* _Description of the task_:
Select all lines in the records that include "услуг".

::: Rows

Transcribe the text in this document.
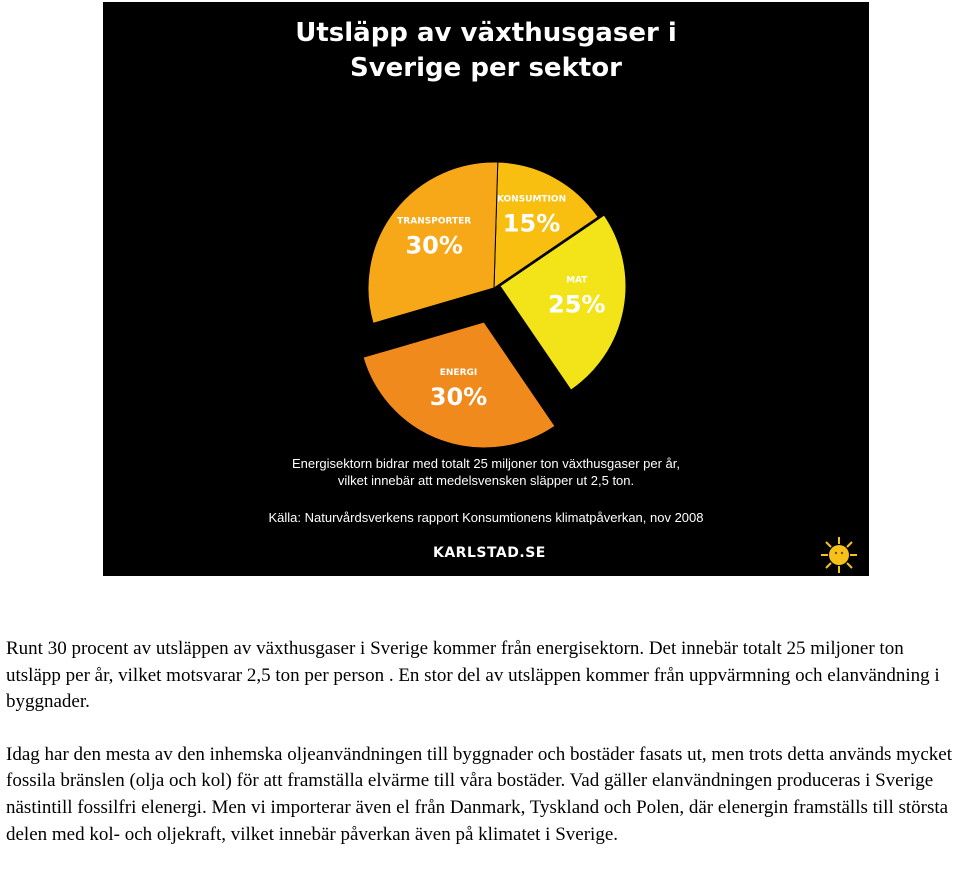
Utsläpp av växthusgaser i
Sverige per sektor
KONSUMTION
15%
MAT
25%
ENERGI
30%
TRANSPORTER
30%
Energisektorn bidrar med totalt 25 miljoner ton växthusgaser per år,
vilket innebär att medelsvensken släpper ut 2,5 ton.
Källa: Naturvårdsverkens rapport Konsumtionens klimatpåverkan, nov 2008
KARLSTAD.SE

Runt 30 procent av utsläppen av växthusgaser i Sverige kommer från energisektorn. Det innebär totalt 25 miljoner ton utsläpp per år, vilket motsvarar 2,5 ton per person . En stor del av utsläppen kommer från uppvärmning och elanvändning i byggnader.

Idag har den mesta av den inhemska oljeanvändningen till byggnader och bostäder fasats ut, men trots detta används mycket fossila bränslen (olja och kol) för att framställa elvärme till våra bostäder. Vad gäller elanvändningen produceras i Sverige nästintill fossilfri elenergi. Men vi importerar även el från Danmark, Tyskland och Polen, där elenergin framställs till största delen med kol- och oljekraft, vilket innebär påverkan även på klimatet i Sverige.
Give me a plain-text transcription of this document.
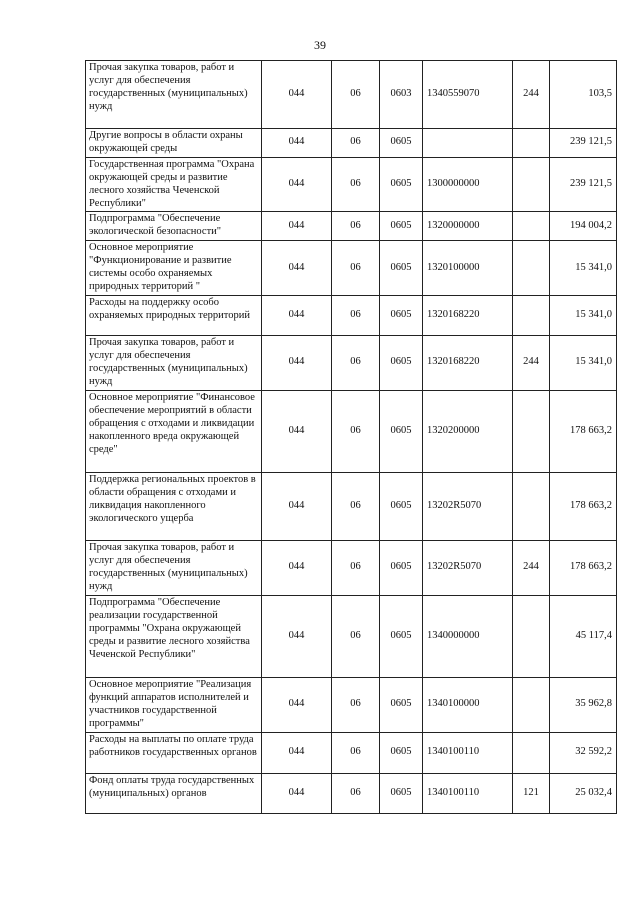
39
Прочая закупка товаров, работ и услуг для обеспечения государственных (муниципальных) нужд	044	06	0603	1340559070	244	103,5
Другие вопросы в области охраны окружающей среды	044	06	0605			239 121,5
Государственная программа "Охрана окружающей среды и развитие лесного хозяйства Чеченской Республики"	044	06	0605	1300000000		239 121,5
Подпрограмма "Обеспечение экологической безопасности"	044	06	0605	1320000000		194 004,2
Основное мероприятие "Функционирование и развитие системы особо охраняемых природных территорий "	044	06	0605	1320100000		15 341,0
Расходы на поддержку особо охраняемых природных территорий	044	06	0605	1320168220		15 341,0
Прочая закупка товаров, работ и услуг для обеспечения государственных (муниципальных) нужд	044	06	0605	1320168220	244	15 341,0
Основное мероприятие "Финансовое обеспечение мероприятий в области обращения с отходами и ликвидации накопленного вреда окружающей среде"	044	06	0605	1320200000		178 663,2
Поддержка региональных проектов в области обращения с отходами и ликвидация накопленного экологического ущерба	044	06	0605	13202R5070		178 663,2
Прочая закупка товаров, работ и услуг для обеспечения государственных (муниципальных) нужд	044	06	0605	13202R5070	244	178 663,2
Подпрограмма "Обеспечение реализации государственной программы "Охрана окружающей среды и развитие лесного хозяйства Чеченской Республики"	044	06	0605	1340000000		45 117,4
Основное мероприятие "Реализация функций аппаратов исполнителей и участников государственной программы"	044	06	0605	1340100000		35 962,8
Расходы на выплаты по оплате труда работников государственных органов	044	06	0605	1340100110		32 592,2
Фонд оплаты труда государственных (муниципальных) органов	044	06	0605	1340100110	121	25 032,4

::::::

* _Response below_:
Прочая закупка товаров, работ и услуг для обеспечения государственных (муниципальных) нужд	044	06	0603	1340559070	244	103,5
Прочая закупка товаров, работ и услуг для обеспечения государственных (муниципальных) нужд	044	06	0605	1320168220	244	15 341,0
Прочая закупка товаров, работ и услуг для обеспечения государственных (муниципальных) нужд	044	06	0605	13202R5070	244	178 663,2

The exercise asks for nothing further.